**EXERCISE INSTRUCTIONS**
Report back each line of the records that contains the string "Action".

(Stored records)

* * * * * * * * *

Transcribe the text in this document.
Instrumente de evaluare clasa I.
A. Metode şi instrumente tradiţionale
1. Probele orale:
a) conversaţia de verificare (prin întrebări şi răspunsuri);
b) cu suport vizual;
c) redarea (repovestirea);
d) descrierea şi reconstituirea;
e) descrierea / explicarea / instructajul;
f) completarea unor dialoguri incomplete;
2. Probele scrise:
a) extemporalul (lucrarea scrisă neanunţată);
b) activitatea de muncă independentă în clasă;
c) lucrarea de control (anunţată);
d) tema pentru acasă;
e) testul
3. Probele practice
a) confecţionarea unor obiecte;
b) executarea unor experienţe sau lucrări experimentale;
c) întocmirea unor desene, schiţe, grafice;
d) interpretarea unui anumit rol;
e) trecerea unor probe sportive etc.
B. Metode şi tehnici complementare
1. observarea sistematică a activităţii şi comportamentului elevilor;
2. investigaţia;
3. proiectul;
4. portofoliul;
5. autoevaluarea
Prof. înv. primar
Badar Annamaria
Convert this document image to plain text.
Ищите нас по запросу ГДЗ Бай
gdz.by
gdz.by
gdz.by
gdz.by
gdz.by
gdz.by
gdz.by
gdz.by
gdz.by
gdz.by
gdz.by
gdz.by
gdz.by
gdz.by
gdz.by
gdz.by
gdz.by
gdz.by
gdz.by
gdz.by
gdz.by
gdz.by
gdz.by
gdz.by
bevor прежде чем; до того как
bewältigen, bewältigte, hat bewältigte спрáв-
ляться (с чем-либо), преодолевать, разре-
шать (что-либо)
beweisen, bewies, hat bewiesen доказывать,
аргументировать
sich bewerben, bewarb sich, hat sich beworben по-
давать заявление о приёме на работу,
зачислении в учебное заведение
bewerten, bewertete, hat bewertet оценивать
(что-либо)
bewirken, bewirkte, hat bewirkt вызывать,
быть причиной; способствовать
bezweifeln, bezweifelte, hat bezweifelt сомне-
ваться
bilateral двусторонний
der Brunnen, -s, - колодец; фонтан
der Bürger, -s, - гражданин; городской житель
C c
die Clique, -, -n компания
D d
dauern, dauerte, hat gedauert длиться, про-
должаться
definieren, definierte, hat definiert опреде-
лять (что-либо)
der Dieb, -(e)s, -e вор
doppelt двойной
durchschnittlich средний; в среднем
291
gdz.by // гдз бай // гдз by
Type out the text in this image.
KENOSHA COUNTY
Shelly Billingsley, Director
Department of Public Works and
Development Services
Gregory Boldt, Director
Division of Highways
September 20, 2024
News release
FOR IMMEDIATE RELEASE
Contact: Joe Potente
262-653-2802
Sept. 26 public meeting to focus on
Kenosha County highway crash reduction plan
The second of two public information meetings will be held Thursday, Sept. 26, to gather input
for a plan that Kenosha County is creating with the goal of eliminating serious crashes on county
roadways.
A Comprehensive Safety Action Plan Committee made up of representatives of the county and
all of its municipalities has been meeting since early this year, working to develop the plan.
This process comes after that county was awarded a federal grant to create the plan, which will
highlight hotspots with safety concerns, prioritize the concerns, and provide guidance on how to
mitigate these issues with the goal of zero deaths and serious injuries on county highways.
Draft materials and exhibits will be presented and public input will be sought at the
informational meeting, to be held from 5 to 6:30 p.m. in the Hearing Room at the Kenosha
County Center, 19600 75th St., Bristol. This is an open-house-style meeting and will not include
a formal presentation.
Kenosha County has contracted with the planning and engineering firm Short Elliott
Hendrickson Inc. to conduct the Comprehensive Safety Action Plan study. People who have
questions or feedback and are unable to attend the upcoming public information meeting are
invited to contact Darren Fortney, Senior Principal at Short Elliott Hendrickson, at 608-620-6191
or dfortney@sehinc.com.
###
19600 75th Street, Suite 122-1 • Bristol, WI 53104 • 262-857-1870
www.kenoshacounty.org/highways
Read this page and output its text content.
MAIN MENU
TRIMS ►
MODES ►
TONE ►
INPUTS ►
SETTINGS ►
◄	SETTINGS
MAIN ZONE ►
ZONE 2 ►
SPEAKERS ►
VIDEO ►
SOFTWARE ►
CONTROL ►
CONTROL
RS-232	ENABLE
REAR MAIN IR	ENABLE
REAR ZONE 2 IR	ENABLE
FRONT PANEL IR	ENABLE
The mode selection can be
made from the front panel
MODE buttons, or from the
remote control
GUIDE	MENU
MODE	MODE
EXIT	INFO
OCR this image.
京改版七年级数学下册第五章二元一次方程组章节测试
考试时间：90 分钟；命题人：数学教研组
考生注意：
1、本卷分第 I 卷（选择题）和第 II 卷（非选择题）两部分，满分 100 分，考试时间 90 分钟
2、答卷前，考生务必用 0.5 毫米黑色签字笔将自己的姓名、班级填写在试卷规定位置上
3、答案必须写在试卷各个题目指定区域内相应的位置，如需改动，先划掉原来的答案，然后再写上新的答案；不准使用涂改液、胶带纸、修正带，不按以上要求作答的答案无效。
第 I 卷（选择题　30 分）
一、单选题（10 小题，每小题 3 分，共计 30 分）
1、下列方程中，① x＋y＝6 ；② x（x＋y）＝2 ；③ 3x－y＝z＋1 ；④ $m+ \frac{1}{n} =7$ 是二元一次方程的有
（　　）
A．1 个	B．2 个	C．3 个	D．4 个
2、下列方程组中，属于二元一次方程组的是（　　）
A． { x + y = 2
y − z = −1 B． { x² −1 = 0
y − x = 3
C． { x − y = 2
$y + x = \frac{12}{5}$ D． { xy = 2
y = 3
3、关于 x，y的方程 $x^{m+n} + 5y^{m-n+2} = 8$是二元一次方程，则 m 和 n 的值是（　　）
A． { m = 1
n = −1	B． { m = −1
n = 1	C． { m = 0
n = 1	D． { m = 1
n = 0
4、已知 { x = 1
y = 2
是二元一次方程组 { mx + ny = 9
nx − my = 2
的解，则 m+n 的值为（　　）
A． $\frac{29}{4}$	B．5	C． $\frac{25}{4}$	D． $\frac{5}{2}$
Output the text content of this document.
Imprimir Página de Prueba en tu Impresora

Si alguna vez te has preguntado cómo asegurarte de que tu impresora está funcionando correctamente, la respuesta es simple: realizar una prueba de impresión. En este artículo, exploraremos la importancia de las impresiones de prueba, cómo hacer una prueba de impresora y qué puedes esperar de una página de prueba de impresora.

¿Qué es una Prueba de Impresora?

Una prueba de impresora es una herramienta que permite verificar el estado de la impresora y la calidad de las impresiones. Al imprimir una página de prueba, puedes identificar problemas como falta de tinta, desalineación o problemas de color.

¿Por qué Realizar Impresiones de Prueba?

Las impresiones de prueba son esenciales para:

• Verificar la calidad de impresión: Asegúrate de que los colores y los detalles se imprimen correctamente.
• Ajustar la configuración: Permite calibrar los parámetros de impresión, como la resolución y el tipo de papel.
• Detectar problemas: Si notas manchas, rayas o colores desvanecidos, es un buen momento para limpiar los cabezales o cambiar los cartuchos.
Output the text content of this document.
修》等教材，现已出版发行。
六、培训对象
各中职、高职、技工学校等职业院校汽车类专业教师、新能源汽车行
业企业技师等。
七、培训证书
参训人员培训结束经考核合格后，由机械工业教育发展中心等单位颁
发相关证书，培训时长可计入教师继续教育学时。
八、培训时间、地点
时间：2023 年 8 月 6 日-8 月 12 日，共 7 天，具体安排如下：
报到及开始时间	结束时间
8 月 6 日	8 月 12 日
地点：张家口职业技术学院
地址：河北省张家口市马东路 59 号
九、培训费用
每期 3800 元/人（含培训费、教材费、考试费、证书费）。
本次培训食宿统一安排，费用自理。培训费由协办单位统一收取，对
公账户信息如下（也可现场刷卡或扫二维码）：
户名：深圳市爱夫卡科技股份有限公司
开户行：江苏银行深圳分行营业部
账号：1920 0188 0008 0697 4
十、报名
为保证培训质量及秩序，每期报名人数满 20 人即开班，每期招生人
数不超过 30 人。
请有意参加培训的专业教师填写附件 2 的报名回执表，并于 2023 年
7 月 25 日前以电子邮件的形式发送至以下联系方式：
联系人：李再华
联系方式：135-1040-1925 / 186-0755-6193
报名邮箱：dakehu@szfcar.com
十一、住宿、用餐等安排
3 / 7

* * * * * * * * *

**EXERCISE ANSWER**
A Comprehensive Safety Action Plan Committee made up of representatives of the county and
Hendrickson Inc. to conduct the Comprehensive Safety Action Plan study. People who have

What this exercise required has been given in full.